▶ _Extracted text_:
● ● ● ●

Group Policy Blog from the "GPOGUY"

Using GP Preferences to protect against the zero-day shortcut vulnerability

2010-07-23T22:49:38Z

Microsoft recently announced a new security vulnerability in Windows shortcuts that affects all versions of Windows since XP! Its references here: http://support.microsoft.com/kb/2286198. This particular vulnerability takes advantage of the icon that appears in shortcut (.lnk and .pif) files on Windows. Within the article cited above, Microsoft provides a “FixIt” workaround for the problem that essentially removes the icon from the shortcut, leaving a blank icon in its place. In looking at what they are doing in the FixIt, it struck me that you could leverage GP Preferences’ registry extension to blow this fix out to your entire environment pretty quickly. So, what I did was create two new GP Preferences registry items, that update the appropriate registry values, and remove the data from those values. The values in question are:

HKEY_CLASSES_ROOT\lnkfile\shellex\IconHandler\@

HKEY_CLASSES_ROOT\piffile\shellex\IconHandler\@

Where @ represents the “Default” registry value. Each of these values needs to have no data in them in order for this fix to work (and you’ll need to restart the target machine).

● ● ● ●

▶ _Your goal_: Continue the blog post on using GP Preferences to guard against the shortcut vulnerability, starting after its final sentence.

● ● ● ●

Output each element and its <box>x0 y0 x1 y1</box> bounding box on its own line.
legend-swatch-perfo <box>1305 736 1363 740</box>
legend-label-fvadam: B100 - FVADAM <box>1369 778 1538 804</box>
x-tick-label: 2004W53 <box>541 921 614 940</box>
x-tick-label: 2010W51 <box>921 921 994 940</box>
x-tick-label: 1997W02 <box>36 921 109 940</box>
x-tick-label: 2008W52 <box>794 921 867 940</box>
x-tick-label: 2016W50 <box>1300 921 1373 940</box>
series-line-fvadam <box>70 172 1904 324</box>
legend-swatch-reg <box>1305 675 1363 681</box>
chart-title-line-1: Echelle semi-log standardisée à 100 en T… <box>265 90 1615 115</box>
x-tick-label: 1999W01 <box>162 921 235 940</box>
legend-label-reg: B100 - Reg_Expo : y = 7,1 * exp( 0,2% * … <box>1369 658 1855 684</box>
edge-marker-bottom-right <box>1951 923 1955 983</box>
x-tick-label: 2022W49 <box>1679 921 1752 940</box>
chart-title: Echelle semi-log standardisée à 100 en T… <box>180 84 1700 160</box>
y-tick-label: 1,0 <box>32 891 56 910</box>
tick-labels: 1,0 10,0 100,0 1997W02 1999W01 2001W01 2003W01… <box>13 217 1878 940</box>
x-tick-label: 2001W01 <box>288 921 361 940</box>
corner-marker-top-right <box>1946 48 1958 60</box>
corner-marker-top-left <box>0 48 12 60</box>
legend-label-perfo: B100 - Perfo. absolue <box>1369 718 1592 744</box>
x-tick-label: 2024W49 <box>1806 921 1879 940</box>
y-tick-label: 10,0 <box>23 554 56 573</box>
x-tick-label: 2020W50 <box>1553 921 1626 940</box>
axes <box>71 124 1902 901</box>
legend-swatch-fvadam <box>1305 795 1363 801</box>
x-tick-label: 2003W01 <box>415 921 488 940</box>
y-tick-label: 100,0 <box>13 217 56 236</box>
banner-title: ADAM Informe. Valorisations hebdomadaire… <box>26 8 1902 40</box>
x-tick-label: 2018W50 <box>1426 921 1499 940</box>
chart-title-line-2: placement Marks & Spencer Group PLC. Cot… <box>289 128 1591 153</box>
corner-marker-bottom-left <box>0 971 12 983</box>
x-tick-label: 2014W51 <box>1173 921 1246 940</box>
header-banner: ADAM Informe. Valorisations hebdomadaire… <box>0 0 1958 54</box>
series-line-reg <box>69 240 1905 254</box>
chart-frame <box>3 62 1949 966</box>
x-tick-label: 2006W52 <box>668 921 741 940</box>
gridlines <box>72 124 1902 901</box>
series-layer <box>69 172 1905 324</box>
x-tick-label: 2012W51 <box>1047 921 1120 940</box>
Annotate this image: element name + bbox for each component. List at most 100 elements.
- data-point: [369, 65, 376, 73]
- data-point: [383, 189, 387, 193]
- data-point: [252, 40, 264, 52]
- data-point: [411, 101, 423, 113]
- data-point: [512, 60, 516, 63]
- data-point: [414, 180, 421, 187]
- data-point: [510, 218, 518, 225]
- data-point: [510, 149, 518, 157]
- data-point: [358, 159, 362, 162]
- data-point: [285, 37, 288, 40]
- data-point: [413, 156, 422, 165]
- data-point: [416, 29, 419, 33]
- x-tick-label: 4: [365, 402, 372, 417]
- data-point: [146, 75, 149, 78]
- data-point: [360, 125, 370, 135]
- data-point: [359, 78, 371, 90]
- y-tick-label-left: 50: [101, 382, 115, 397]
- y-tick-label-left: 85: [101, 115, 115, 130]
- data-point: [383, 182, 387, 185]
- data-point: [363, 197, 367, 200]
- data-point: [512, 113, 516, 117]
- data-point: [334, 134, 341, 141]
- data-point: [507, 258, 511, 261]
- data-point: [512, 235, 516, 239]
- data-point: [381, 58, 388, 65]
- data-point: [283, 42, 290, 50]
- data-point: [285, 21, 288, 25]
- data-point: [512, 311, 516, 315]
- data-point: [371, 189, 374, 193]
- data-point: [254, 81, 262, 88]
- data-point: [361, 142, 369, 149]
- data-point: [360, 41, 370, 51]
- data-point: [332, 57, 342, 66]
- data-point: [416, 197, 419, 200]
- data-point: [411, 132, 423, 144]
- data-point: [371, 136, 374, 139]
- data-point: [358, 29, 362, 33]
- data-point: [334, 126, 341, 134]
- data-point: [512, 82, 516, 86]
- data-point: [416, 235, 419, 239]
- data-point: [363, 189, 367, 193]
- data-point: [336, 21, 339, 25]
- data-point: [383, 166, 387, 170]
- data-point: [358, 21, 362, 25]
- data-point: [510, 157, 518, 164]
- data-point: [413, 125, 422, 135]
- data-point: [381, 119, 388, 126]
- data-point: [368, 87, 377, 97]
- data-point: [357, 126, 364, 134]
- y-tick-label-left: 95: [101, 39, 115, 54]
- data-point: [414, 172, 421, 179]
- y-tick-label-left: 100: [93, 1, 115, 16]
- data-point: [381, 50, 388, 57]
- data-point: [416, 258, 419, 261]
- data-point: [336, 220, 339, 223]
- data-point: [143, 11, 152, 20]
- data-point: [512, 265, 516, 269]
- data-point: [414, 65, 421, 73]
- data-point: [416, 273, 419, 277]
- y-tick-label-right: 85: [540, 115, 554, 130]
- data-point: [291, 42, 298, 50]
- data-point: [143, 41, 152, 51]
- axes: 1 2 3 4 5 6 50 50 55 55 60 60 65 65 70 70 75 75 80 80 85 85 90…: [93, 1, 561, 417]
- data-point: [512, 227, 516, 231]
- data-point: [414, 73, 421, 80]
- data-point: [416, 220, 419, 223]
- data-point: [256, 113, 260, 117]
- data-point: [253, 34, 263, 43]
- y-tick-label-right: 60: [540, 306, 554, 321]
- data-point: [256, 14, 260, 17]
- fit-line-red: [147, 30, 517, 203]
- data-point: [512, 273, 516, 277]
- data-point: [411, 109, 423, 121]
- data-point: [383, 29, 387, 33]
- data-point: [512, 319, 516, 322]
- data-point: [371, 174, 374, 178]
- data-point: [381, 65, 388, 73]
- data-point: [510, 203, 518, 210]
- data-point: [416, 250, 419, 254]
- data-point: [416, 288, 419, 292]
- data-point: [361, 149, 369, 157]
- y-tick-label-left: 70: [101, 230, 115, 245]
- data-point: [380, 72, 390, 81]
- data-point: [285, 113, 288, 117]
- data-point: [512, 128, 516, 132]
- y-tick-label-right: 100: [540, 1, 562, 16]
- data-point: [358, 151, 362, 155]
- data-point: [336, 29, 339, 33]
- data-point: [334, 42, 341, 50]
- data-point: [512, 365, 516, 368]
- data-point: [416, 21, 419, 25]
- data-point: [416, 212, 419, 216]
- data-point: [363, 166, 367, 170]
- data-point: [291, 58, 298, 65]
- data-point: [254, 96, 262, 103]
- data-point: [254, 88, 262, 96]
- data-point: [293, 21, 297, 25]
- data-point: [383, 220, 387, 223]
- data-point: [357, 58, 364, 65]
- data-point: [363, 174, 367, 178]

● ● ● ●

▶ _Task response_:
The GP Preferences items were very easy to craft. The following screenshot shows an example of the one I did for the lnk files:

Note that the value data field is left blank. That, in combination with using the “Update” action on the GP Preferences item, makes it easy to blank out a registry value. I then repeated this same process for the piffile path in the registry. Since I created this policy under “Computer Configuration”, I targeted the GPO to my computer objects in AD by linking it to an OU containing my computers. During the next policy refresh, the fix applied and I was protected. When an update is provided by Microsoft, you can again use GP Preferences registry extension to update the registry value with its previous, default value, which is “{00021401-0000-0000-C000-000000000046}” for both lnkfile and piffile.

Cool! GP Preferences strikes again!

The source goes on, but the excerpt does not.